**Task:** Answer with one number only: the number of lines that include the word "title".

**Data supplied:**
====
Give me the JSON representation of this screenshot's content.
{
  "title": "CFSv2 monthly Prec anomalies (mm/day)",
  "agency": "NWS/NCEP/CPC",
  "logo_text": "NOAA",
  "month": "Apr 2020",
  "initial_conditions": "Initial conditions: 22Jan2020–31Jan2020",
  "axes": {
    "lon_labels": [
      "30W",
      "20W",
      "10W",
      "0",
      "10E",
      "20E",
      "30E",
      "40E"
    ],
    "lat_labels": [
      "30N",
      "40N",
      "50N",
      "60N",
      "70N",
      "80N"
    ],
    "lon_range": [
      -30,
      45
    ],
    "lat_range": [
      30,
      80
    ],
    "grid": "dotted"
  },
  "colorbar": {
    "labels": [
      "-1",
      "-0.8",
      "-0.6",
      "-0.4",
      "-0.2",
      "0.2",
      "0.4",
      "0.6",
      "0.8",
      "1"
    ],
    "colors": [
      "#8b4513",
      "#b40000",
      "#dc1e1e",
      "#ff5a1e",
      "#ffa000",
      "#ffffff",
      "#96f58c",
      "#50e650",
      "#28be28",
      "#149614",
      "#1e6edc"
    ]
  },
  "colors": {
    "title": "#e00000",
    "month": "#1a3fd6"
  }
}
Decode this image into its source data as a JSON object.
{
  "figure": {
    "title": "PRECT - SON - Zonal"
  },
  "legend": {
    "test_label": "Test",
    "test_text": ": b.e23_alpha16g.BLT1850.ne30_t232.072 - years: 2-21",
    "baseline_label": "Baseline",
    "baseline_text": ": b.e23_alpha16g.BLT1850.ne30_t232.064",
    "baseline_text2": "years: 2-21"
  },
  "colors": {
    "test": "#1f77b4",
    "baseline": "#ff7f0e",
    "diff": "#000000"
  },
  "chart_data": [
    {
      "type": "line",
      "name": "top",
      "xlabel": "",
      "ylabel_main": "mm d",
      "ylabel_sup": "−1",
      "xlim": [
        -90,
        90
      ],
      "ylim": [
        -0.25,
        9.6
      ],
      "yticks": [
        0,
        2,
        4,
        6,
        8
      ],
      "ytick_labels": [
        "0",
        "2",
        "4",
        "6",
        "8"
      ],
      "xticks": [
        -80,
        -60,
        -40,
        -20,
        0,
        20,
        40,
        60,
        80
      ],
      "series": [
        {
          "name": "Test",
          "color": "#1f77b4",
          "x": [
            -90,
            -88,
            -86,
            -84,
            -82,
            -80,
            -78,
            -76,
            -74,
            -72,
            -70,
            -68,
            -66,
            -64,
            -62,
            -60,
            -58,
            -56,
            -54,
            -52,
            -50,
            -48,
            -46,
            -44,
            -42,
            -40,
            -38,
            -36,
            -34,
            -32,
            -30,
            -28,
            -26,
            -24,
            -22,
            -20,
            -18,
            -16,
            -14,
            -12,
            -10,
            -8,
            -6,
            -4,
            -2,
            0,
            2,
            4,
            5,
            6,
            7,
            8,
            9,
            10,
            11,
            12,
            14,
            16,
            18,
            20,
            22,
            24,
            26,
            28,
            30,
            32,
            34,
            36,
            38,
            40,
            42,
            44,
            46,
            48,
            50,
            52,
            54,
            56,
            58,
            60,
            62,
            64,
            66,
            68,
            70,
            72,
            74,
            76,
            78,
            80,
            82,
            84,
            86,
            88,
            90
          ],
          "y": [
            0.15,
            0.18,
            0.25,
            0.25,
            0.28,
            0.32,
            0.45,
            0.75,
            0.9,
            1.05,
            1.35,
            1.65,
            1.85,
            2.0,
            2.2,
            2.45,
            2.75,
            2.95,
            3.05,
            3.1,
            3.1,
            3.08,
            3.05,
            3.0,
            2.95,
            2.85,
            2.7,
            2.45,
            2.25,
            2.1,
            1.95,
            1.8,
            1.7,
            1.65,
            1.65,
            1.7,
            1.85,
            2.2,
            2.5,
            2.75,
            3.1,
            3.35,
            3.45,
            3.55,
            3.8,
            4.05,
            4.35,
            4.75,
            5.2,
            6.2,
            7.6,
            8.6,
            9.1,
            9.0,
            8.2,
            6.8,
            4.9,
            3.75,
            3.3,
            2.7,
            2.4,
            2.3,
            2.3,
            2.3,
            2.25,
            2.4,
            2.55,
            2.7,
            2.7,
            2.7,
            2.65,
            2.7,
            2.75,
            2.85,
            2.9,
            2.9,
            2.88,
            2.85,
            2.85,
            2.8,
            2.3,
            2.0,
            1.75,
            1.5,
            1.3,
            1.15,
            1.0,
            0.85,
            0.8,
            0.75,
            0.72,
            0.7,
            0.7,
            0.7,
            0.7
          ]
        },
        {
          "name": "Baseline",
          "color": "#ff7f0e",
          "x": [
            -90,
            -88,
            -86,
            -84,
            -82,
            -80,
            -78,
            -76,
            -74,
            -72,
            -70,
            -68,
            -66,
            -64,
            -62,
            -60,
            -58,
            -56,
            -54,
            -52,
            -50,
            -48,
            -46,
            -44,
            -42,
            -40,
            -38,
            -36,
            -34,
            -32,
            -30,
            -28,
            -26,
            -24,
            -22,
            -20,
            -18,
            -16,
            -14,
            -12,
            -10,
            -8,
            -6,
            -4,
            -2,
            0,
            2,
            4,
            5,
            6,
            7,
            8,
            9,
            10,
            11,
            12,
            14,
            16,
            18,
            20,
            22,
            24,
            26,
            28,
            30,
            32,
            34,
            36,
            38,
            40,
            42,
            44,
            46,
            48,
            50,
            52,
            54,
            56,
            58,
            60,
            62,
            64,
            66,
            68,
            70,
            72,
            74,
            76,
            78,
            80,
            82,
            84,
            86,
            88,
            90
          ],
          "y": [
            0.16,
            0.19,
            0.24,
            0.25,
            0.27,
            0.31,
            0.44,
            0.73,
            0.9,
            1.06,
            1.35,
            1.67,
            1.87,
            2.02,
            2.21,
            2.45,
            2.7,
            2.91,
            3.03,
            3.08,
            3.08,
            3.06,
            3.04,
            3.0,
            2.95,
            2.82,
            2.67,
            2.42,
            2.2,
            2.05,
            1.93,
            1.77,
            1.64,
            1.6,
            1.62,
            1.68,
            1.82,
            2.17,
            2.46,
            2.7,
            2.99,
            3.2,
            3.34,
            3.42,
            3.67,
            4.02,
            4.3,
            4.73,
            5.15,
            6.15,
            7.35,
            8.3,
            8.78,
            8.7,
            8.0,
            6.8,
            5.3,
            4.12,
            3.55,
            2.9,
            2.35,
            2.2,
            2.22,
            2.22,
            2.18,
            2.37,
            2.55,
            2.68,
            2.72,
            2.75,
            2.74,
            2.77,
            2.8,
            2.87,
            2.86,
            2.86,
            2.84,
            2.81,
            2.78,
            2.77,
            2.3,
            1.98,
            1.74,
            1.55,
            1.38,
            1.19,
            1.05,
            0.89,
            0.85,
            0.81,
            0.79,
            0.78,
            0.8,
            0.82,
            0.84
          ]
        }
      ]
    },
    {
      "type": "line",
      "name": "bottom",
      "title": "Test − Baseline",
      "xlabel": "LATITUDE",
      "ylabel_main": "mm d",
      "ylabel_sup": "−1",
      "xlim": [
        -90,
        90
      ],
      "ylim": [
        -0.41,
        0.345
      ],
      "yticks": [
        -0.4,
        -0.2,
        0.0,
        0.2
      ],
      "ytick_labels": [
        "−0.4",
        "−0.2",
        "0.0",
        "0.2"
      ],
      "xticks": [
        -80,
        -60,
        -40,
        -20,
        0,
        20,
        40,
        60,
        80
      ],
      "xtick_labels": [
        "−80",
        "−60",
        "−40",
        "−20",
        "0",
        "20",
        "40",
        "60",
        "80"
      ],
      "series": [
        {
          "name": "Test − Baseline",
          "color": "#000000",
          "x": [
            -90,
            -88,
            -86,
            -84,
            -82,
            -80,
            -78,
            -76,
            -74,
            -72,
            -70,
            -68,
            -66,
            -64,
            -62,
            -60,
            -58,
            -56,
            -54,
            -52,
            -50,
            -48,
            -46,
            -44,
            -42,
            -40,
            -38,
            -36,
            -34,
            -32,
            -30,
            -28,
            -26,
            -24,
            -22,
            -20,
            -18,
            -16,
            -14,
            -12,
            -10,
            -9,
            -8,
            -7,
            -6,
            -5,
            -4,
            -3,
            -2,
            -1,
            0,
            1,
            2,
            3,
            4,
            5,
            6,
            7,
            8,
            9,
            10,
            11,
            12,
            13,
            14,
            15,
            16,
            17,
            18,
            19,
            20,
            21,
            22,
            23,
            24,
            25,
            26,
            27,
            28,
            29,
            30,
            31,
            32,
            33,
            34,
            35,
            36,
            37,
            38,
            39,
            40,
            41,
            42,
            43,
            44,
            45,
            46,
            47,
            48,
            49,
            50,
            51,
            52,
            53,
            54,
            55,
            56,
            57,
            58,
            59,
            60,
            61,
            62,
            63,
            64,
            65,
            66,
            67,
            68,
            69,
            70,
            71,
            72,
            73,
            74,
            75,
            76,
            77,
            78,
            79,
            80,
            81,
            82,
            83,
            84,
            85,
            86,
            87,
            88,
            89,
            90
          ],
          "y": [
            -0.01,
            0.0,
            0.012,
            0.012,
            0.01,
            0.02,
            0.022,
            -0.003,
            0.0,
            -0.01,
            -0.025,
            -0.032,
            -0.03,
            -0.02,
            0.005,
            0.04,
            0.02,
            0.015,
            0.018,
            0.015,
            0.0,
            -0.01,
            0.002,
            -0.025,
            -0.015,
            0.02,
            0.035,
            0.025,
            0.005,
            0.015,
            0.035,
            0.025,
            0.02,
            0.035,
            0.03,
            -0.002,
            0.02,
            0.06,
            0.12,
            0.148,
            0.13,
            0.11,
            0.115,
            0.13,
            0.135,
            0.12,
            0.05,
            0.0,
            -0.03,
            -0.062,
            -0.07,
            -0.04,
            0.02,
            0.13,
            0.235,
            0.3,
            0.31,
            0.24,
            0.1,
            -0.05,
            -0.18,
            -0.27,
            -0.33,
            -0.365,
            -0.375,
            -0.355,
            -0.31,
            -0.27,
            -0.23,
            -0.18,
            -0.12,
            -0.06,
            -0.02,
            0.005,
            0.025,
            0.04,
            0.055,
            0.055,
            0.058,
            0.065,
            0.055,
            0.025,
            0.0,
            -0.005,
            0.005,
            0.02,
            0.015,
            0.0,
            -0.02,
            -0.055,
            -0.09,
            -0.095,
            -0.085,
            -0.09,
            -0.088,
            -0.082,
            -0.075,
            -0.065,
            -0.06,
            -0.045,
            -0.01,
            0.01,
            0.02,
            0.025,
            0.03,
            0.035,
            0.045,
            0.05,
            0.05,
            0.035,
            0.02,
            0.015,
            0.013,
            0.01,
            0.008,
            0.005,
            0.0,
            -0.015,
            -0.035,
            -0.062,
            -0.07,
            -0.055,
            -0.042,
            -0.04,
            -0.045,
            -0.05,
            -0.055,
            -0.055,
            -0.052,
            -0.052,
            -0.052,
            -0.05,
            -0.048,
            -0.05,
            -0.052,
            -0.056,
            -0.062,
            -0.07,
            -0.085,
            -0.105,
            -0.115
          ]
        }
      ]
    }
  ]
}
====
**Solution to this task:** 4